> [REQUIRED TASK]
Retype each line of the material exactly, please, skipping any picture in it.

> [MATERIAL SUPPLIED]
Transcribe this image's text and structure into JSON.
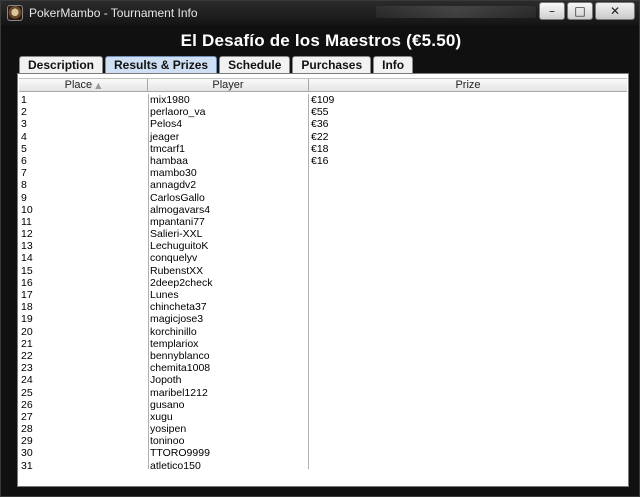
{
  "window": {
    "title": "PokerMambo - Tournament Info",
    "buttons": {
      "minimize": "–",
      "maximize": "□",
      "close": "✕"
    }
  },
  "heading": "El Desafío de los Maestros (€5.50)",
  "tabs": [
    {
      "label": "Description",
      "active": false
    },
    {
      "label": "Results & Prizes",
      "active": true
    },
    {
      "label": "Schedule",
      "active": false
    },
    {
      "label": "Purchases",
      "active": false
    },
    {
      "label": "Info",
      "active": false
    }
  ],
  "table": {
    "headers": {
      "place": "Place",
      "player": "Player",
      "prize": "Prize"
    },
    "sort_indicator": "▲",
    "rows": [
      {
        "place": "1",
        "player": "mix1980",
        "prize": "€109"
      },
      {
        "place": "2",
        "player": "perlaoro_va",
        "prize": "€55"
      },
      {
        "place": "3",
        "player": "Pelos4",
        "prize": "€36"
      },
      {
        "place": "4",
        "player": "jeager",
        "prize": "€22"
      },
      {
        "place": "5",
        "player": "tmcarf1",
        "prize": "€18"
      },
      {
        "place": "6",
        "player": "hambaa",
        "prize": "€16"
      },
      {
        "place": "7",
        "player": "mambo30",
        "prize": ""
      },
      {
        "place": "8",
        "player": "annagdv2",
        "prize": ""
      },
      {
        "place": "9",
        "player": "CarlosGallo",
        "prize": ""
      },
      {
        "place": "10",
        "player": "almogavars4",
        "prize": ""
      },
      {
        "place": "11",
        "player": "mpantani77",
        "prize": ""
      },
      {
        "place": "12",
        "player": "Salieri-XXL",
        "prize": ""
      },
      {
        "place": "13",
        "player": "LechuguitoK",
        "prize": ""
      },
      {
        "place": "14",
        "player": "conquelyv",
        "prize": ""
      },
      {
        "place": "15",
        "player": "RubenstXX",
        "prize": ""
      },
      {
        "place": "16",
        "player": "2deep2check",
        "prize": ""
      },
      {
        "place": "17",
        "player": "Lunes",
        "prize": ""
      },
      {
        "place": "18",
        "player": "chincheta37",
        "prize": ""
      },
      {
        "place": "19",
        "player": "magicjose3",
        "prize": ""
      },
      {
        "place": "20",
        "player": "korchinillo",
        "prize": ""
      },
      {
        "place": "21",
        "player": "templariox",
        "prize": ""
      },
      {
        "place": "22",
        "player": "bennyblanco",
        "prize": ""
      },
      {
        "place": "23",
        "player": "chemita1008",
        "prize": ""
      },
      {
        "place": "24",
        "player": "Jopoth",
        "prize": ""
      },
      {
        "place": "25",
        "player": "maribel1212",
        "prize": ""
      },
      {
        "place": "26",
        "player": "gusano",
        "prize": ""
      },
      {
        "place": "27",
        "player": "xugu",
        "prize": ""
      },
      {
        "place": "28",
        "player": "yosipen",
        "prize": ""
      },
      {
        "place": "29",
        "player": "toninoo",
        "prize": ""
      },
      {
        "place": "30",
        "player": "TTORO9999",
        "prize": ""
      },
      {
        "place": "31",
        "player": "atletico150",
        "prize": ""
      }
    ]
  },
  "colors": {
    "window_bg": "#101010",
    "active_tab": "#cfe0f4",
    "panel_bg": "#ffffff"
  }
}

> [FULL SOLUTION]
Transcribe this image's text and structure into JSON.
{
  "window": {
    "title": "PokerMambo - Tournament Info",
    "buttons": {
      "minimize": "–",
      "maximize": "□",
      "close": "✕"
    }
  },
  "heading": "El Desafío de los Maestros (€5.50)",
  "tabs": [
    {
      "label": "Description",
      "active": false
    },
    {
      "label": "Results & Prizes",
      "active": true
    },
    {
      "label": "Schedule",
      "active": false
    },
    {
      "label": "Purchases",
      "active": false
    },
    {
      "label": "Info",
      "active": false
    }
  ],
  "table": {
    "headers": {
      "place": "Place",
      "player": "Player",
      "prize": "Prize"
    },
    "sort_indicator": "▲",
    "rows": [
      {
        "place": "1",
        "player": "mix1980",
        "prize": "€109"
      },
      {
        "place": "2",
        "player": "perlaoro_va",
        "prize": "€55"
      },
      {
        "place": "3",
        "player": "Pelos4",
        "prize": "€36"
      },
      {
        "place": "4",
        "player": "jeager",
        "prize": "€22"
      },
      {
        "place": "5",
        "player": "tmcarf1",
        "prize": "€18"
      },
      {
        "place": "6",
        "player": "hambaa",
        "prize": "€16"
      },
      {
        "place": "7",
        "player": "mambo30",
        "prize": ""
      },
      {
        "place": "8",
        "player": "annagdv2",
        "prize": ""
      },
      {
        "place": "9",
        "player": "CarlosGallo",
        "prize": ""
      },
      {
        "place": "10",
        "player": "almogavars4",
        "prize": ""
      },
      {
        "place": "11",
        "player": "mpantani77",
        "prize": ""
      },
      {
        "place": "12",
        "player": "Salieri-XXL",
        "prize": ""
      },
      {
        "place": "13",
        "player": "LechuguitoK",
        "prize": ""
      },
      {
        "place": "14",
        "player": "conquelyv",
        "prize": ""
      },
      {
        "place": "15",
        "player": "RubenstXX",
        "prize": ""
      },
      {
        "place": "16",
        "player": "2deep2check",
        "prize": ""
      },
      {
        "place": "17",
        "player": "Lunes",
        "prize": ""
      },
      {
        "place": "18",
        "player": "chincheta37",
        "prize": ""
      },
      {
        "place": "19",
        "player": "magicjose3",
        "prize": ""
      },
      {
        "place": "20",
        "player": "korchinillo",
        "prize": ""
      },
      {
        "place": "21",
        "player": "templariox",
        "prize": ""
      },
      {
        "place": "22",
        "player": "bennyblanco",
        "prize": ""
      },
      {
        "place": "23",
        "player": "chemita1008",
        "prize": ""
      },
      {
        "place": "24",
        "player": "Jopoth",
        "prize": ""
      },
      {
        "place": "25",
        "player": "maribel1212",
        "prize": ""
      },
      {
        "place": "26",
        "player": "gusano",
        "prize": ""
      },
      {
        "place": "27",
        "player": "xugu",
        "prize": ""
      },
      {
        "place": "28",
        "player": "yosipen",
        "prize": ""
      },
      {
        "place": "29",
        "player": "toninoo",
        "prize": ""
      },
      {
        "place": "30",
        "player": "TTORO9999",
        "prize": ""
      },
      {
        "place": "31",
        "player": "atletico150",
        "prize": ""
      }
    ]
  },
  "colors": {
    "window_bg": "#101010",
    "active_tab": "#cfe0f4",
    "panel_bg": "#ffffff"
  }
}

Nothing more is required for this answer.